Data supplied →
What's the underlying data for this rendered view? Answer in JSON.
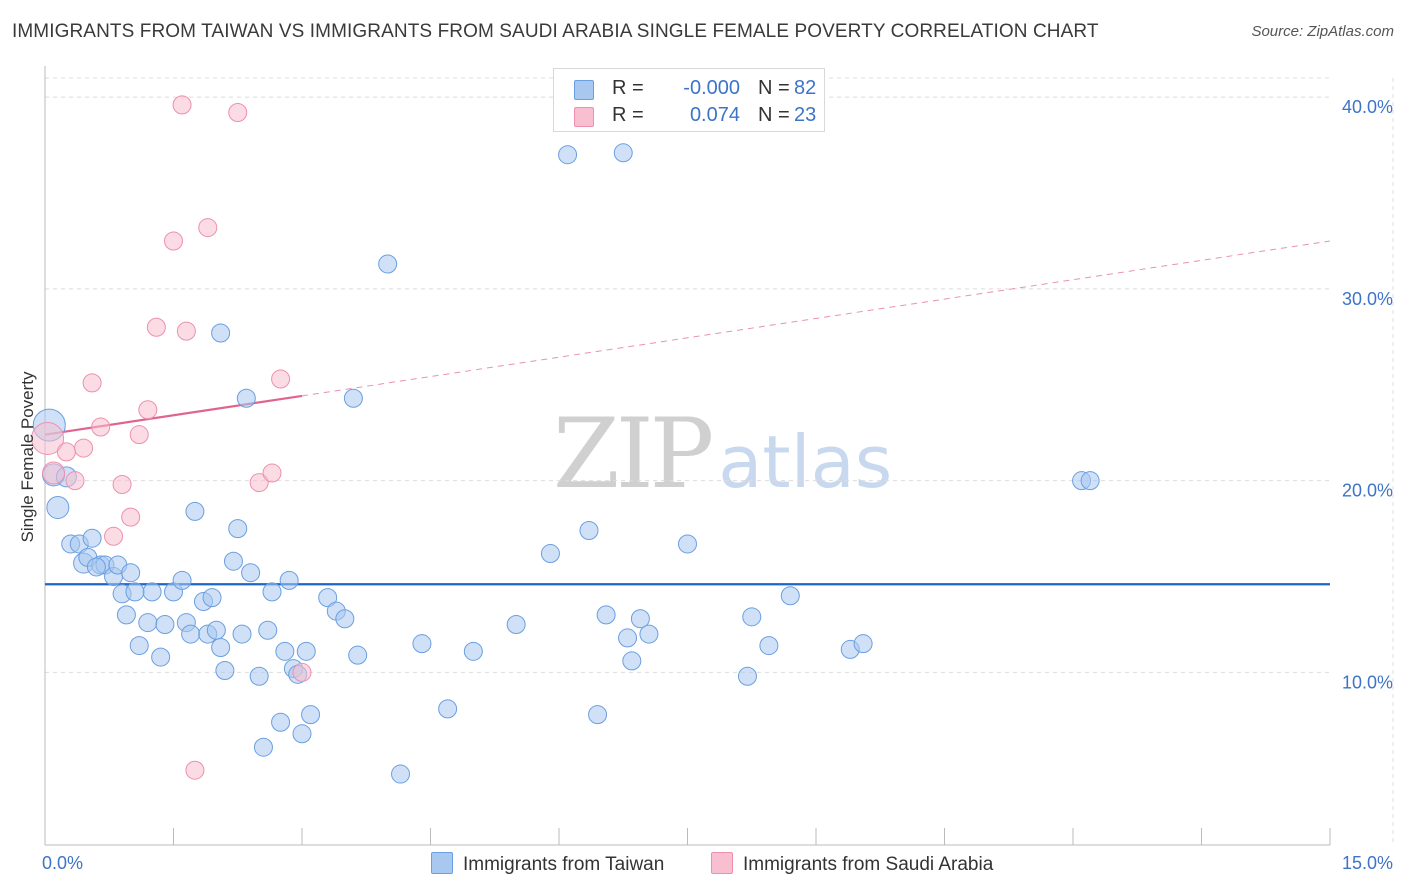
{
  "title": "IMMIGRANTS FROM TAIWAN VS IMMIGRANTS FROM SAUDI ARABIA SINGLE FEMALE POVERTY CORRELATION CHART",
  "source": "Source: ZipAtlas.com",
  "watermark": {
    "zip": "ZIP",
    "atlas": "atlas"
  },
  "legend": {
    "rows": [
      {
        "r_label": "R =",
        "r_value": "-0.000",
        "n_label": "N =",
        "n_value": "82"
      },
      {
        "r_label": "R =",
        "r_value": "0.074",
        "n_label": "N =",
        "n_value": "23"
      }
    ]
  },
  "bottom_legend": {
    "taiwan": "Immigrants from Taiwan",
    "saudi": "Immigrants from Saudi Arabia"
  },
  "colors": {
    "taiwan_fill": "#a9c8f0",
    "taiwan_stroke": "#6a9fe0",
    "taiwan_line": "#1a66c9",
    "saudi_fill": "#f7bfd0",
    "saudi_stroke": "#ee8fae",
    "saudi_line": "#e0648f",
    "tick_text": "#3d74c8",
    "grid": "#dcdcdc"
  },
  "chart_data": {
    "type": "scatter",
    "title": "IMMIGRANTS FROM TAIWAN VS IMMIGRANTS FROM SAUDI ARABIA SINGLE FEMALE POVERTY CORRELATION CHART",
    "xlabel": "",
    "ylabel": "Single Female Poverty",
    "xlim": [
      0,
      15
    ],
    "ylim": [
      1,
      41
    ],
    "x_tick_labels": [
      {
        "value": 0,
        "label": "0.0%"
      },
      {
        "value": 15,
        "label": "15.0%"
      }
    ],
    "y_ticks": [
      {
        "value": 10,
        "label": "10.0%"
      },
      {
        "value": 20,
        "label": "20.0%"
      },
      {
        "value": 30,
        "label": "30.0%"
      },
      {
        "value": 40,
        "label": "40.0%"
      }
    ],
    "series": [
      {
        "name": "Immigrants from Taiwan",
        "R": -0.0,
        "N": 82,
        "trend": {
          "x0": 0,
          "y0": 14.6,
          "x1": 15,
          "y1": 14.6,
          "dashed_from": null
        },
        "points": [
          [
            0.05,
            22.9,
            16
          ],
          [
            0.1,
            20.3,
            11
          ],
          [
            0.15,
            18.6,
            11
          ],
          [
            0.25,
            20.2,
            10
          ],
          [
            0.3,
            16.7,
            9
          ],
          [
            0.4,
            16.7,
            9
          ],
          [
            0.45,
            15.7,
            10
          ],
          [
            0.5,
            16.0,
            9
          ],
          [
            0.55,
            17.0,
            9
          ],
          [
            0.65,
            15.6,
            9
          ],
          [
            0.7,
            15.6,
            9
          ],
          [
            0.8,
            15.0,
            9
          ],
          [
            0.85,
            15.6,
            9
          ],
          [
            0.9,
            14.1,
            9
          ],
          [
            0.95,
            13.0,
            9
          ],
          [
            1.0,
            15.2,
            9
          ],
          [
            1.1,
            11.4,
            9
          ],
          [
            1.2,
            12.6,
            9
          ],
          [
            1.25,
            14.2,
            9
          ],
          [
            1.35,
            10.8,
            9
          ],
          [
            1.4,
            12.5,
            9
          ],
          [
            1.5,
            14.2,
            9
          ],
          [
            1.6,
            14.8,
            9
          ],
          [
            1.65,
            12.6,
            9
          ],
          [
            1.7,
            12.0,
            9
          ],
          [
            1.75,
            18.4,
            9
          ],
          [
            1.85,
            13.7,
            9
          ],
          [
            1.9,
            12.0,
            9
          ],
          [
            1.95,
            13.9,
            9
          ],
          [
            2.0,
            12.2,
            9
          ],
          [
            2.05,
            11.3,
            9
          ],
          [
            2.05,
            27.7,
            9
          ],
          [
            2.1,
            10.1,
            9
          ],
          [
            2.2,
            15.8,
            9
          ],
          [
            2.25,
            17.5,
            9
          ],
          [
            2.3,
            12.0,
            9
          ],
          [
            2.35,
            24.3,
            9
          ],
          [
            2.4,
            15.2,
            9
          ],
          [
            2.5,
            9.8,
            9
          ],
          [
            2.55,
            6.1,
            9
          ],
          [
            2.6,
            12.2,
            9
          ],
          [
            2.65,
            14.2,
            9
          ],
          [
            2.75,
            7.4,
            9
          ],
          [
            2.8,
            11.1,
            9
          ],
          [
            2.85,
            14.8,
            9
          ],
          [
            2.9,
            10.2,
            9
          ],
          [
            2.95,
            9.9,
            9
          ],
          [
            3.0,
            6.8,
            9
          ],
          [
            3.05,
            11.1,
            9
          ],
          [
            3.1,
            7.8,
            9
          ],
          [
            3.3,
            13.9,
            9
          ],
          [
            3.4,
            13.2,
            9
          ],
          [
            3.5,
            12.8,
            9
          ],
          [
            3.6,
            24.3,
            9
          ],
          [
            3.65,
            10.9,
            9
          ],
          [
            4.0,
            31.3,
            9
          ],
          [
            4.15,
            4.7,
            9
          ],
          [
            4.4,
            11.5,
            9
          ],
          [
            4.7,
            8.1,
            9
          ],
          [
            5.0,
            11.1,
            9
          ],
          [
            5.5,
            12.5,
            9
          ],
          [
            5.9,
            16.2,
            9
          ],
          [
            6.1,
            37.0,
            9
          ],
          [
            6.35,
            17.4,
            9
          ],
          [
            6.45,
            7.8,
            9
          ],
          [
            6.55,
            13.0,
            9
          ],
          [
            6.75,
            37.1,
            9
          ],
          [
            6.8,
            11.8,
            9
          ],
          [
            6.85,
            10.6,
            9
          ],
          [
            6.95,
            12.8,
            9
          ],
          [
            7.05,
            12.0,
            9
          ],
          [
            7.5,
            16.7,
            9
          ],
          [
            8.2,
            9.8,
            9
          ],
          [
            8.25,
            12.9,
            9
          ],
          [
            8.45,
            11.4,
            9
          ],
          [
            8.7,
            14.0,
            9
          ],
          [
            9.4,
            11.2,
            9
          ],
          [
            9.55,
            11.5,
            9
          ],
          [
            12.1,
            20.0,
            9
          ],
          [
            12.2,
            20.0,
            9
          ],
          [
            0.6,
            15.5,
            9
          ],
          [
            1.05,
            14.2,
            9
          ]
        ]
      },
      {
        "name": "Immigrants from Saudi Arabia",
        "R": 0.074,
        "N": 23,
        "trend": {
          "x0": 0,
          "y0": 22.4,
          "x1": 15,
          "y1": 32.5,
          "dashed_from": 3.0
        },
        "points": [
          [
            0.03,
            22.2,
            16
          ],
          [
            0.1,
            20.4,
            11
          ],
          [
            0.25,
            21.5,
            9
          ],
          [
            0.35,
            20.0,
            9
          ],
          [
            0.45,
            21.7,
            9
          ],
          [
            0.55,
            25.1,
            9
          ],
          [
            0.65,
            22.8,
            9
          ],
          [
            0.8,
            17.1,
            9
          ],
          [
            0.9,
            19.8,
            9
          ],
          [
            1.0,
            18.1,
            9
          ],
          [
            1.1,
            22.4,
            9
          ],
          [
            1.2,
            23.7,
            9
          ],
          [
            1.3,
            28.0,
            9
          ],
          [
            1.5,
            32.5,
            9
          ],
          [
            1.6,
            39.6,
            9
          ],
          [
            1.65,
            27.8,
            9
          ],
          [
            1.75,
            4.9,
            9
          ],
          [
            1.9,
            33.2,
            9
          ],
          [
            2.25,
            39.2,
            9
          ],
          [
            2.5,
            19.9,
            9
          ],
          [
            2.65,
            20.4,
            9
          ],
          [
            2.75,
            25.3,
            9
          ],
          [
            3.0,
            10.0,
            9
          ]
        ]
      }
    ]
  }
}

Exercise → All the lines above are to be reproduced exactly, except the pictures.

Response to the task →
What's the underlying data for this rendered view? Answer in JSON.
{
  "title": "IMMIGRANTS FROM TAIWAN VS IMMIGRANTS FROM SAUDI ARABIA SINGLE FEMALE POVERTY CORRELATION CHART",
  "source": "Source: ZipAtlas.com",
  "watermark": {
    "zip": "ZIP",
    "atlas": "atlas"
  },
  "legend": {
    "rows": [
      {
        "r_label": "R =",
        "r_value": "-0.000",
        "n_label": "N =",
        "n_value": "82"
      },
      {
        "r_label": "R =",
        "r_value": "0.074",
        "n_label": "N =",
        "n_value": "23"
      }
    ]
  },
  "bottom_legend": {
    "taiwan": "Immigrants from Taiwan",
    "saudi": "Immigrants from Saudi Arabia"
  },
  "colors": {
    "taiwan_fill": "#a9c8f0",
    "taiwan_stroke": "#6a9fe0",
    "taiwan_line": "#1a66c9",
    "saudi_fill": "#f7bfd0",
    "saudi_stroke": "#ee8fae",
    "saudi_line": "#e0648f",
    "tick_text": "#3d74c8",
    "grid": "#dcdcdc"
  },
  "chart_data": {
    "type": "scatter",
    "title": "IMMIGRANTS FROM TAIWAN VS IMMIGRANTS FROM SAUDI ARABIA SINGLE FEMALE POVERTY CORRELATION CHART",
    "xlabel": "",
    "ylabel": "Single Female Poverty",
    "xlim": [
      0,
      15
    ],
    "ylim": [
      1,
      41
    ],
    "x_tick_labels": [
      {
        "value": 0,
        "label": "0.0%"
      },
      {
        "value": 15,
        "label": "15.0%"
      }
    ],
    "y_ticks": [
      {
        "value": 10,
        "label": "10.0%"
      },
      {
        "value": 20,
        "label": "20.0%"
      },
      {
        "value": 30,
        "label": "30.0%"
      },
      {
        "value": 40,
        "label": "40.0%"
      }
    ],
    "series": [
      {
        "name": "Immigrants from Taiwan",
        "R": -0.0,
        "N": 82,
        "trend": {
          "x0": 0,
          "y0": 14.6,
          "x1": 15,
          "y1": 14.6,
          "dashed_from": null
        },
        "points": [
          [
            0.05,
            22.9,
            16
          ],
          [
            0.1,
            20.3,
            11
          ],
          [
            0.15,
            18.6,
            11
          ],
          [
            0.25,
            20.2,
            10
          ],
          [
            0.3,
            16.7,
            9
          ],
          [
            0.4,
            16.7,
            9
          ],
          [
            0.45,
            15.7,
            10
          ],
          [
            0.5,
            16.0,
            9
          ],
          [
            0.55,
            17.0,
            9
          ],
          [
            0.65,
            15.6,
            9
          ],
          [
            0.7,
            15.6,
            9
          ],
          [
            0.8,
            15.0,
            9
          ],
          [
            0.85,
            15.6,
            9
          ],
          [
            0.9,
            14.1,
            9
          ],
          [
            0.95,
            13.0,
            9
          ],
          [
            1.0,
            15.2,
            9
          ],
          [
            1.1,
            11.4,
            9
          ],
          [
            1.2,
            12.6,
            9
          ],
          [
            1.25,
            14.2,
            9
          ],
          [
            1.35,
            10.8,
            9
          ],
          [
            1.4,
            12.5,
            9
          ],
          [
            1.5,
            14.2,
            9
          ],
          [
            1.6,
            14.8,
            9
          ],
          [
            1.65,
            12.6,
            9
          ],
          [
            1.7,
            12.0,
            9
          ],
          [
            1.75,
            18.4,
            9
          ],
          [
            1.85,
            13.7,
            9
          ],
          [
            1.9,
            12.0,
            9
          ],
          [
            1.95,
            13.9,
            9
          ],
          [
            2.0,
            12.2,
            9
          ],
          [
            2.05,
            11.3,
            9
          ],
          [
            2.05,
            27.7,
            9
          ],
          [
            2.1,
            10.1,
            9
          ],
          [
            2.2,
            15.8,
            9
          ],
          [
            2.25,
            17.5,
            9
          ],
          [
            2.3,
            12.0,
            9
          ],
          [
            2.35,
            24.3,
            9
          ],
          [
            2.4,
            15.2,
            9
          ],
          [
            2.5,
            9.8,
            9
          ],
          [
            2.55,
            6.1,
            9
          ],
          [
            2.6,
            12.2,
            9
          ],
          [
            2.65,
            14.2,
            9
          ],
          [
            2.75,
            7.4,
            9
          ],
          [
            2.8,
            11.1,
            9
          ],
          [
            2.85,
            14.8,
            9
          ],
          [
            2.9,
            10.2,
            9
          ],
          [
            2.95,
            9.9,
            9
          ],
          [
            3.0,
            6.8,
            9
          ],
          [
            3.05,
            11.1,
            9
          ],
          [
            3.1,
            7.8,
            9
          ],
          [
            3.3,
            13.9,
            9
          ],
          [
            3.4,
            13.2,
            9
          ],
          [
            3.5,
            12.8,
            9
          ],
          [
            3.6,
            24.3,
            9
          ],
          [
            3.65,
            10.9,
            9
          ],
          [
            4.0,
            31.3,
            9
          ],
          [
            4.15,
            4.7,
            9
          ],
          [
            4.4,
            11.5,
            9
          ],
          [
            4.7,
            8.1,
            9
          ],
          [
            5.0,
            11.1,
            9
          ],
          [
            5.5,
            12.5,
            9
          ],
          [
            5.9,
            16.2,
            9
          ],
          [
            6.1,
            37.0,
            9
          ],
          [
            6.35,
            17.4,
            9
          ],
          [
            6.45,
            7.8,
            9
          ],
          [
            6.55,
            13.0,
            9
          ],
          [
            6.75,
            37.1,
            9
          ],
          [
            6.8,
            11.8,
            9
          ],
          [
            6.85,
            10.6,
            9
          ],
          [
            6.95,
            12.8,
            9
          ],
          [
            7.05,
            12.0,
            9
          ],
          [
            7.5,
            16.7,
            9
          ],
          [
            8.2,
            9.8,
            9
          ],
          [
            8.25,
            12.9,
            9
          ],
          [
            8.45,
            11.4,
            9
          ],
          [
            8.7,
            14.0,
            9
          ],
          [
            9.4,
            11.2,
            9
          ],
          [
            9.55,
            11.5,
            9
          ],
          [
            12.1,
            20.0,
            9
          ],
          [
            12.2,
            20.0,
            9
          ],
          [
            0.6,
            15.5,
            9
          ],
          [
            1.05,
            14.2,
            9
          ]
        ]
      },
      {
        "name": "Immigrants from Saudi Arabia",
        "R": 0.074,
        "N": 23,
        "trend": {
          "x0": 0,
          "y0": 22.4,
          "x1": 15,
          "y1": 32.5,
          "dashed_from": 3.0
        },
        "points": [
          [
            0.03,
            22.2,
            16
          ],
          [
            0.1,
            20.4,
            11
          ],
          [
            0.25,
            21.5,
            9
          ],
          [
            0.35,
            20.0,
            9
          ],
          [
            0.45,
            21.7,
            9
          ],
          [
            0.55,
            25.1,
            9
          ],
          [
            0.65,
            22.8,
            9
          ],
          [
            0.8,
            17.1,
            9
          ],
          [
            0.9,
            19.8,
            9
          ],
          [
            1.0,
            18.1,
            9
          ],
          [
            1.1,
            22.4,
            9
          ],
          [
            1.2,
            23.7,
            9
          ],
          [
            1.3,
            28.0,
            9
          ],
          [
            1.5,
            32.5,
            9
          ],
          [
            1.6,
            39.6,
            9
          ],
          [
            1.65,
            27.8,
            9
          ],
          [
            1.75,
            4.9,
            9
          ],
          [
            1.9,
            33.2,
            9
          ],
          [
            2.25,
            39.2,
            9
          ],
          [
            2.5,
            19.9,
            9
          ],
          [
            2.65,
            20.4,
            9
          ],
          [
            2.75,
            25.3,
            9
          ],
          [
            3.0,
            10.0,
            9
          ]
        ]
      }
    ]
  }
}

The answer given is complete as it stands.